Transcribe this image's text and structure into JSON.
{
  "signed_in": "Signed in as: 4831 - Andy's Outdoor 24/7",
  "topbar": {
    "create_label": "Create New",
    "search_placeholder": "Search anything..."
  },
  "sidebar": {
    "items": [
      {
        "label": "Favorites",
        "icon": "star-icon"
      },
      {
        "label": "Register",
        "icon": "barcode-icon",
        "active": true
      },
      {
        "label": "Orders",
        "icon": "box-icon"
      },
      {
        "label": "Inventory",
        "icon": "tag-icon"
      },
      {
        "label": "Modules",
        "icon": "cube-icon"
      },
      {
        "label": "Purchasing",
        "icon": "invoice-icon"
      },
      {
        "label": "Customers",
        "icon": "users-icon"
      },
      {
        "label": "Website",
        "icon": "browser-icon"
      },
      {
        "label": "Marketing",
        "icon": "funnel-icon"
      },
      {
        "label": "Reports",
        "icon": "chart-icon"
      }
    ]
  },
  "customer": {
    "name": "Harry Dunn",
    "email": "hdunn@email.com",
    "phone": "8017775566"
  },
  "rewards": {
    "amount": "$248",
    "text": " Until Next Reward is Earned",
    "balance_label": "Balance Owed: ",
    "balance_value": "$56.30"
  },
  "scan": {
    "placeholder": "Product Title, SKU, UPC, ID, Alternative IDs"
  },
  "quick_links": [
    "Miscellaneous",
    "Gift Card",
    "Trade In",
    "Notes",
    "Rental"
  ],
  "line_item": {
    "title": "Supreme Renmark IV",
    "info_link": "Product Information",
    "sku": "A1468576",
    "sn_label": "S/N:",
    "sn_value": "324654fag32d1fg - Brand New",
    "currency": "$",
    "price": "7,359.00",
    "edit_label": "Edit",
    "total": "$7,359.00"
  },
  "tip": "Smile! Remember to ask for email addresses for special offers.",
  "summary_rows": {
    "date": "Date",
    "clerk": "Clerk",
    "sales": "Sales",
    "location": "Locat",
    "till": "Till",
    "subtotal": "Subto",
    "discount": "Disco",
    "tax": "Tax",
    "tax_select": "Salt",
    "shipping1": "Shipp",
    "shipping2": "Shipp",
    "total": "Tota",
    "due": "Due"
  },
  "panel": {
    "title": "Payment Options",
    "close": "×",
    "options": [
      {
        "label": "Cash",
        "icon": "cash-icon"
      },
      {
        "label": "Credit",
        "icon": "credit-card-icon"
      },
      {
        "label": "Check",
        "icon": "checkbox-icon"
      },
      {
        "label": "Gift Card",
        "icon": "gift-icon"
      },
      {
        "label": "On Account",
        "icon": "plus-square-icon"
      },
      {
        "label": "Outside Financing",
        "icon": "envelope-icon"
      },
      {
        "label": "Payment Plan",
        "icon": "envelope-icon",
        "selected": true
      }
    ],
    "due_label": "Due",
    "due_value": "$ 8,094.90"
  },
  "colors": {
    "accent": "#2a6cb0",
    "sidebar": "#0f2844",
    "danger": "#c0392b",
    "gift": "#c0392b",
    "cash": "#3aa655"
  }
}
= = =
## WHAT TO DO:
Look through the material above and pick out each line holding the word "Product".

## FINISHED EXERCISE:
    "placeholder": "Product Title, SKU, UPC, ID, Alternative IDs"
    "info_link": "Product Information",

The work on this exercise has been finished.